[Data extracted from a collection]
------------------------------------
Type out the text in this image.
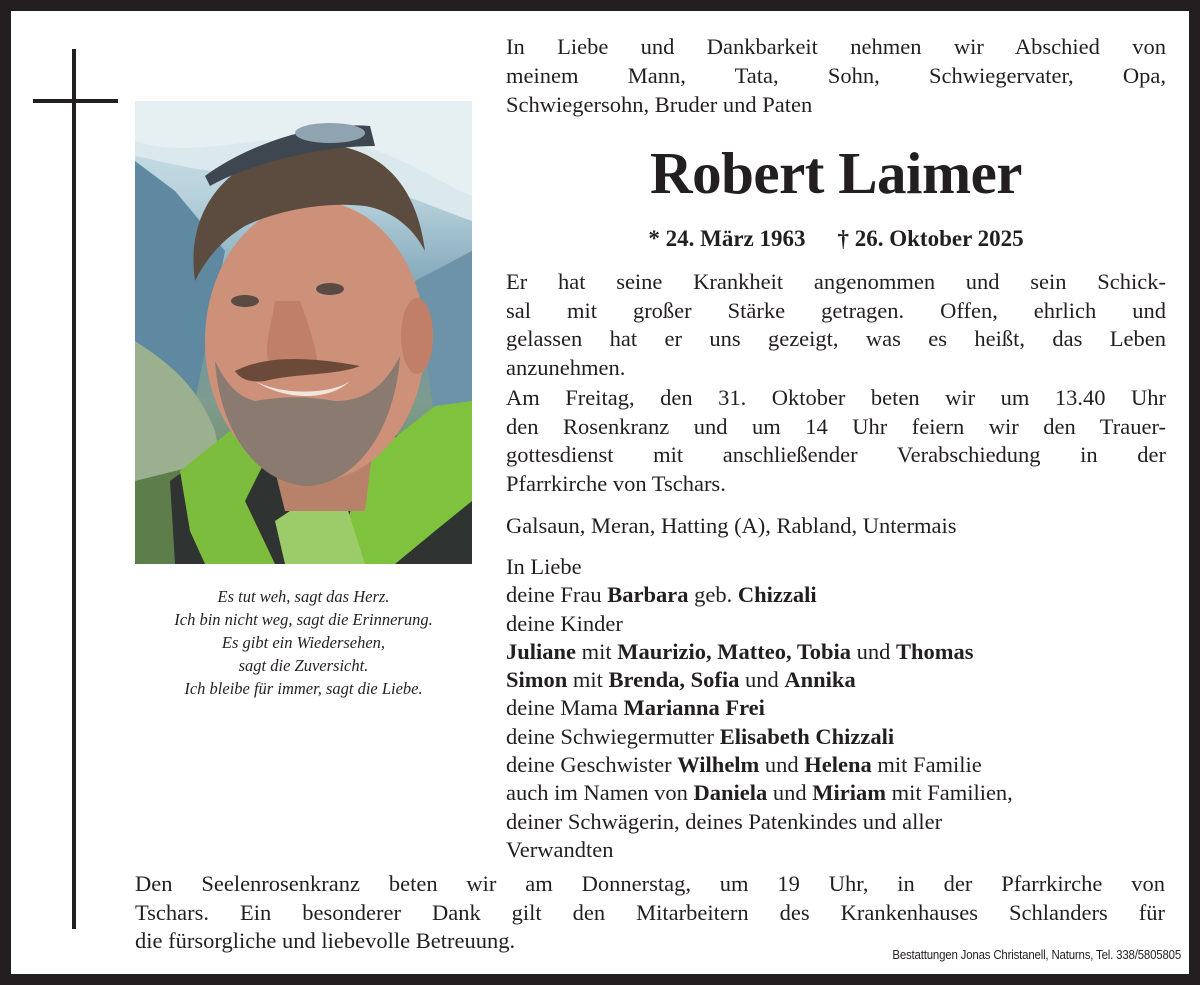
Es tut weh, sagt das Herz.
Ich bin nicht weg, sagt die Erinnerung.
Es gibt ein Wiedersehen,
sagt die Zuversicht.
Ich bleibe für immer, sagt die Liebe.
In Liebe und Dankbarkeit nehmen wir Abschied von
meinem Mann, Tata, Sohn, Schwiegervater, Opa,
Schwiegersohn, Bruder und Paten
Robert Laimer
* 24. März 1963 † 26. Oktober 2025
Er hat seine Krankheit angenommen und sein Schick-
sal mit großer Stärke getragen. Offen, ehrlich und
gelassen hat er uns gezeigt, was es heißt, das Leben
anzunehmen.
Am Freitag, den 31. Oktober beten wir um 13.40 Uhr
den Rosenkranz und um 14 Uhr feiern wir den Trauer-
gottesdienst mit anschließender Verabschiedung in der
Pfarrkirche von Tschars.
Galsaun, Meran, Hatting (A), Rabland, Untermais
In Liebe
deine Frau Barbara geb. Chizzali
deine Kinder
Juliane mit Maurizio, Matteo, Tobia und Thomas
Simon mit Brenda, Sofia und Annika
deine Mama Marianna Frei
deine Schwiegermutter Elisabeth Chizzali
deine Geschwister Wilhelm und Helena mit Familie
auch im Namen von Daniela und Miriam mit Familien,
deiner Schwägerin, deines Patenkindes und aller
Verwandten
Den Seelenrosenkranz beten wir am Donnerstag, um 19 Uhr, in der Pfarrkirche von
Tschars. Ein besonderer Dank gilt den Mitarbeitern des Krankenhauses Schlanders für
die fürsorgliche und liebevolle Betreuung.
Bestattungen Jonas Christanell, Naturns, Tel. 338/5805805
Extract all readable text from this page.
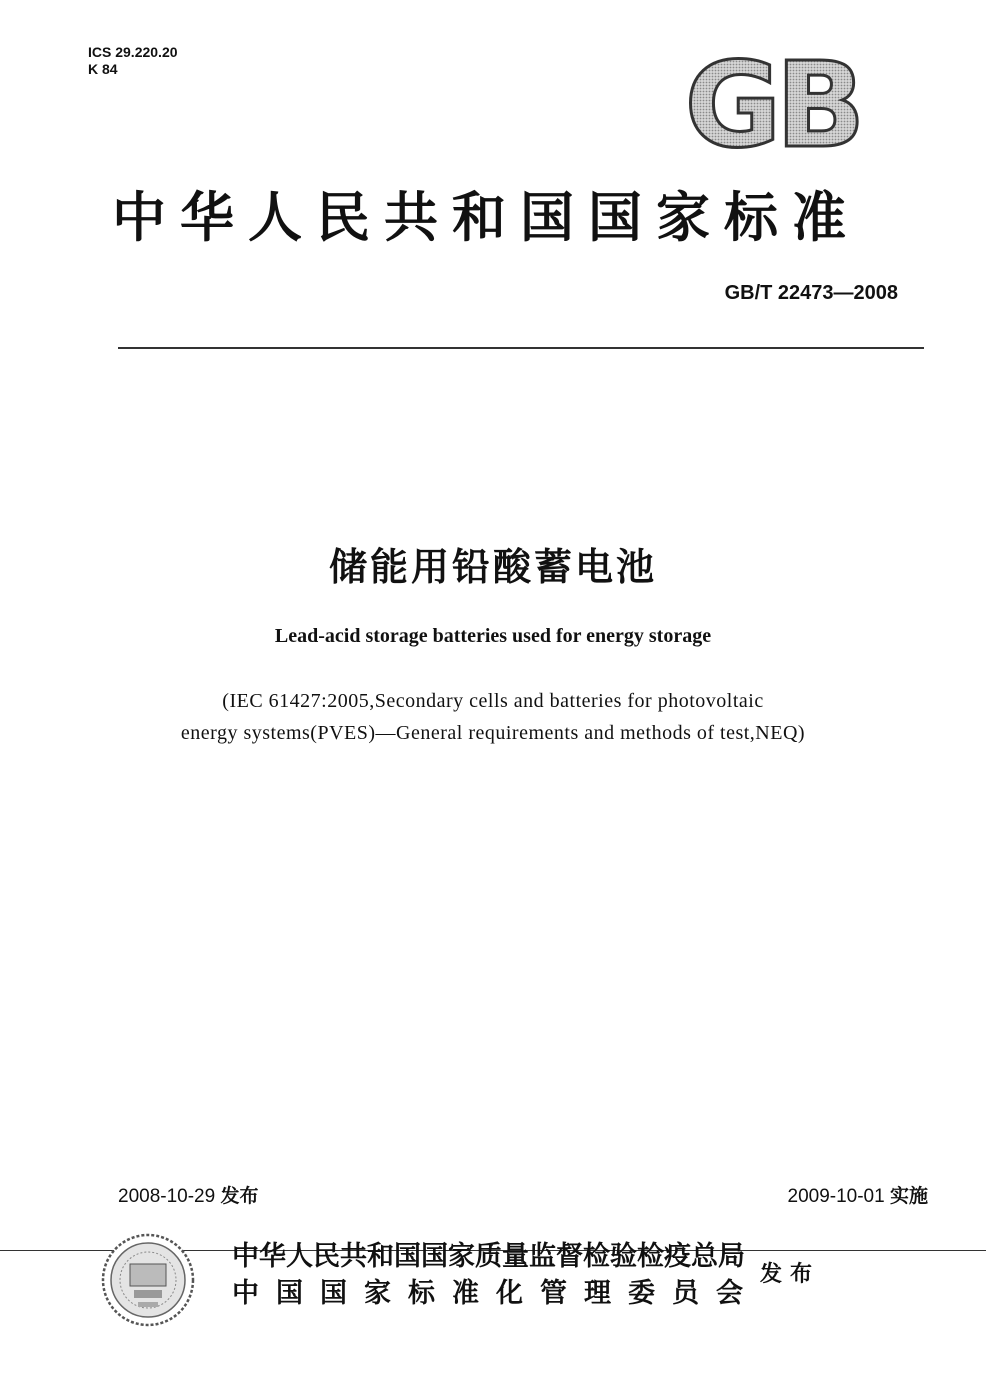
ICS 29.220.20
K 84	GB
中华人民共和国国家标准
GB/T 22473—2008
储能用铅酸蓄电池
Lead-acid storage batteries used for energy storage
(IEC 61427:2005,Secondary cells and batteries for photovoltaic
energy systems(PVES)—General requirements and methods of test,NEQ)
2008-10-29 发布	2009-10-01 实施
中华人民共和国国家质量监督检验检疫总局
中国国家标准化管理委员会
发布
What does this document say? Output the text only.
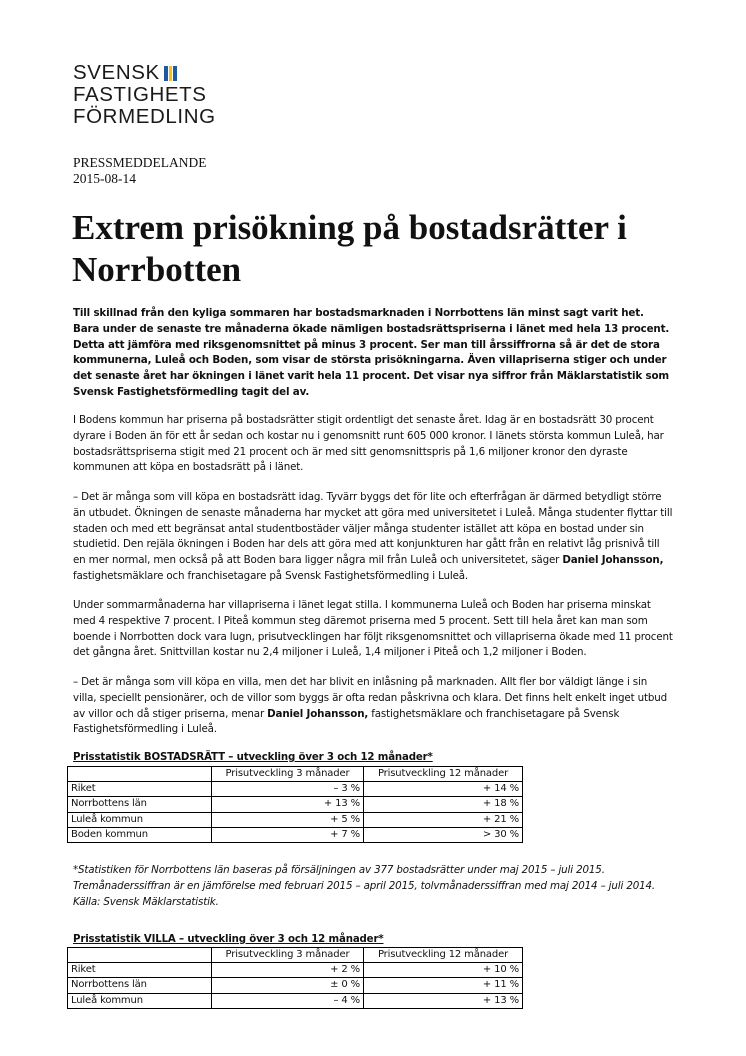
SVENSK
FASTIGHETS
FÖRMEDLING
PRESSMEDDELANDE
2015-08-14
Extrem prisökning på bostadsrätter i Norrbotten

Till skillnad från den kyliga sommaren har bostadsmarknaden i Norrbottens län minst sagt varit het. Bara under de senaste tre månaderna ökade nämligen bostadsrättspriserna i länet med hela 13 procent. Detta att jämföra med riksgenomsnittet på minus 3 procent. Ser man till årssiffrorna så är det de stora kommunerna, Luleå och Boden, som visar de största prisökningarna. Även villapriserna stiger och under det senaste året har ökningen i länet varit hela 11 procent. Det visar nya siffror från Mäklarstatistik som Svensk Fastighetsförmedling tagit del av.

I Bodens kommun har priserna på bostadsrätter stigit ordentligt det senaste året. Idag är en bostadsrätt 30 procent dyrare i Boden än för ett år sedan och kostar nu i genomsnitt runt 605 000 kronor. I länets största kommun Luleå, har bostadsrättspriserna stigit med 21 procent och är med sitt genomsnittspris på 1,6 miljoner kronor den dyraste kommunen att köpa en bostadsrätt på i länet.

– Det är många som vill köpa en bostadsrätt idag. Tyvärr byggs det för lite och efterfrågan är därmed betydligt större än utbudet. Ökningen de senaste månaderna har mycket att göra med universitetet i Luleå. Många studenter flyttar till staden och med ett begränsat antal studentbostäder väljer många studenter istället att köpa en bostad under sin studietid. Den rejäla ökningen i Boden har dels att göra med att konjunkturen har gått från en relativt låg prisnivå till en mer normal, men också på att Boden bara ligger några mil från Luleå och universitetet, säger Daniel Johansson, fastighetsmäklare och franchisetagare på Svensk Fastighetsförmedling i Luleå.

Under sommarmånaderna har villapriserna i länet legat stilla. I kommunerna Luleå och Boden har priserna minskat med 4 respektive 7 procent. I Piteå kommun steg däremot priserna med 5 procent. Sett till hela året kan man som boende i Norrbotten dock vara lugn, prisutvecklingen har följt riksgenomsnittet och villapriserna ökade med 11 procent det gångna året. Snittvillan kostar nu 2,4 miljoner i Luleå, 1,4 miljoner i Piteå och 1,2 miljoner i Boden.

– Det är många som vill köpa en villa, men det har blivit en inlåsning på marknaden. Allt fler bor väldigt länge i sin villa, speciellt pensionärer, och de villor som byggs är ofta redan påskrivna och klara. Det finns helt enkelt inget utbud av villor och då stiger priserna, menar Daniel Johansson, fastighetsmäklare och franchisetagare på Svensk Fastighetsförmedling i Luleå.

Prisstatistik BOSTADSRÄTT – utveckling över 3 och 12 månader*
	Prisutveckling 3 månader	Prisutveckling 12 månader
Riket	– 3 %	+ 14 %
Norrbottens län	+ 13 %	+ 18 %
Luleå kommun	+ 5 %	+ 21 %
Boden kommun	+ 7 %	> 30 %

*Statistiken för Norrbottens län baseras på försäljningen av 377 bostadsrätter under maj 2015 – juli 2015. Tremånaderssiffran är en jämförelse med februari 2015 – april 2015, tolvmånaderssiffran med maj 2014 – juli 2014. Källa: Svensk Mäklarstatistik.

Prisstatistik VILLA – utveckling över 3 och 12 månader*
	Prisutveckling 3 månader	Prisutveckling 12 månader
Riket	+ 2 %	+ 10 %
Norrbottens län	± 0 %	+ 11 %
Luleå kommun	– 4 %	+ 13 %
------------------------------------
- **Description of the task**
Above are the records; copy them exactly without the pictures.

- **Your response**
Type out the text in this image.
Es tut weh, sagt das Herz.
Ich bin nicht weg, sagt die Erinnerung.
Es gibt ein Wiedersehen,
sagt die Zuversicht.
Ich bleibe für immer, sagt die Liebe.
In Liebe und Dankbarkeit nehmen wir Abschied von
meinem Mann, Tata, Sohn, Schwiegervater, Opa,
Schwiegersohn, Bruder und Paten
Robert Laimer
* 24. März 1963 † 26. Oktober 2025
Er hat seine Krankheit angenommen und sein Schick-
sal mit großer Stärke getragen. Offen, ehrlich und
gelassen hat er uns gezeigt, was es heißt, das Leben
anzunehmen.
Am Freitag, den 31. Oktober beten wir um 13.40 Uhr
den Rosenkranz und um 14 Uhr feiern wir den Trauer-
gottesdienst mit anschließender Verabschiedung in der
Pfarrkirche von Tschars.
Galsaun, Meran, Hatting (A), Rabland, Untermais
In Liebe
deine Frau Barbara geb. Chizzali
deine Kinder
Juliane mit Maurizio, Matteo, Tobia und Thomas
Simon mit Brenda, Sofia und Annika
deine Mama Marianna Frei
deine Schwiegermutter Elisabeth Chizzali
deine Geschwister Wilhelm und Helena mit Familie
auch im Namen von Daniela und Miriam mit Familien,
deiner Schwägerin, deines Patenkindes und aller
Verwandten
Den Seelenrosenkranz beten wir am Donnerstag, um 19 Uhr, in der Pfarrkirche von
Tschars. Ein besonderer Dank gilt den Mitarbeitern des Krankenhauses Schlanders für
die fürsorgliche und liebevolle Betreuung.
Bestattungen Jonas Christanell, Naturns, Tel. 338/5805805
Extract all readable text from this page.
ICS 29.220.20
K 84	GB
中华人民共和国国家标准
GB/T 22473—2008
储能用铅酸蓄电池
Lead-acid storage batteries used for energy storage
(IEC 61427:2005,Secondary cells and batteries for photovoltaic
energy systems(PVES)—General requirements and methods of test,NEQ)
2008-10-29 发布	2009-10-01 实施
中华人民共和国国家质量监督检验检疫总局
中国国家标准化管理委员会
发布
What does this document say? Output the text only.
SVENSK
FASTIGHETS
FÖRMEDLING
PRESSMEDDELANDE
2015-08-14
Extrem prisökning på bostadsrätter i Norrbotten

Till skillnad från den kyliga sommaren har bostadsmarknaden i Norrbottens län minst sagt varit het. Bara under de senaste tre månaderna ökade nämligen bostadsrättspriserna i länet med hela 13 procent. Detta att jämföra med riksgenomsnittet på minus 3 procent. Ser man till årssiffrorna så är det de stora kommunerna, Luleå och Boden, som visar de största prisökningarna. Även villapriserna stiger och under det senaste året har ökningen i länet varit hela 11 procent. Det visar nya siffror från Mäklarstatistik som Svensk Fastighetsförmedling tagit del av.

I Bodens kommun har priserna på bostadsrätter stigit ordentligt det senaste året. Idag är en bostadsrätt 30 procent dyrare i Boden än för ett år sedan och kostar nu i genomsnitt runt 605 000 kronor. I länets största kommun Luleå, har bostadsrättspriserna stigit med 21 procent och är med sitt genomsnittspris på 1,6 miljoner kronor den dyraste kommunen att köpa en bostadsrätt på i länet.

– Det är många som vill köpa en bostadsrätt idag. Tyvärr byggs det för lite och efterfrågan är därmed betydligt större än utbudet. Ökningen de senaste månaderna har mycket att göra med universitetet i Luleå. Många studenter flyttar till staden och med ett begränsat antal studentbostäder väljer många studenter istället att köpa en bostad under sin studietid. Den rejäla ökningen i Boden har dels att göra med att konjunkturen har gått från en relativt låg prisnivå till en mer normal, men också på att Boden bara ligger några mil från Luleå och universitetet, säger Daniel Johansson, fastighetsmäklare och franchisetagare på Svensk Fastighetsförmedling i Luleå.

Under sommarmånaderna har villapriserna i länet legat stilla. I kommunerna Luleå och Boden har priserna minskat med 4 respektive 7 procent. I Piteå kommun steg däremot priserna med 5 procent. Sett till hela året kan man som boende i Norrbotten dock vara lugn, prisutvecklingen har följt riksgenomsnittet och villapriserna ökade med 11 procent det gångna året. Snittvillan kostar nu 2,4 miljoner i Luleå, 1,4 miljoner i Piteå och 1,2 miljoner i Boden.

– Det är många som vill köpa en villa, men det har blivit en inlåsning på marknaden. Allt fler bor väldigt länge i sin villa, speciellt pensionärer, och de villor som byggs är ofta redan påskrivna och klara. Det finns helt enkelt inget utbud av villor och då stiger priserna, menar Daniel Johansson, fastighetsmäklare och franchisetagare på Svensk Fastighetsförmedling i Luleå.

Prisstatistik BOSTADSRÄTT – utveckling över 3 och 12 månader*
	Prisutveckling 3 månader	Prisutveckling 12 månader
Riket	– 3 %	+ 14 %
Norrbottens län	+ 13 %	+ 18 %
Luleå kommun	+ 5 %	+ 21 %
Boden kommun	+ 7 %	> 30 %

*Statistiken för Norrbottens län baseras på försäljningen av 377 bostadsrätter under maj 2015 – juli 2015. Tremånaderssiffran är en jämförelse med februari 2015 – april 2015, tolvmånaderssiffran med maj 2014 – juli 2014. Källa: Svensk Mäklarstatistik.

Prisstatistik VILLA – utveckling över 3 och 12 månader*
	Prisutveckling 3 månader	Prisutveckling 12 månader
Riket	+ 2 %	+ 10 %
Norrbottens län	± 0 %	+ 11 %
Luleå kommun	– 4 %	+ 13 %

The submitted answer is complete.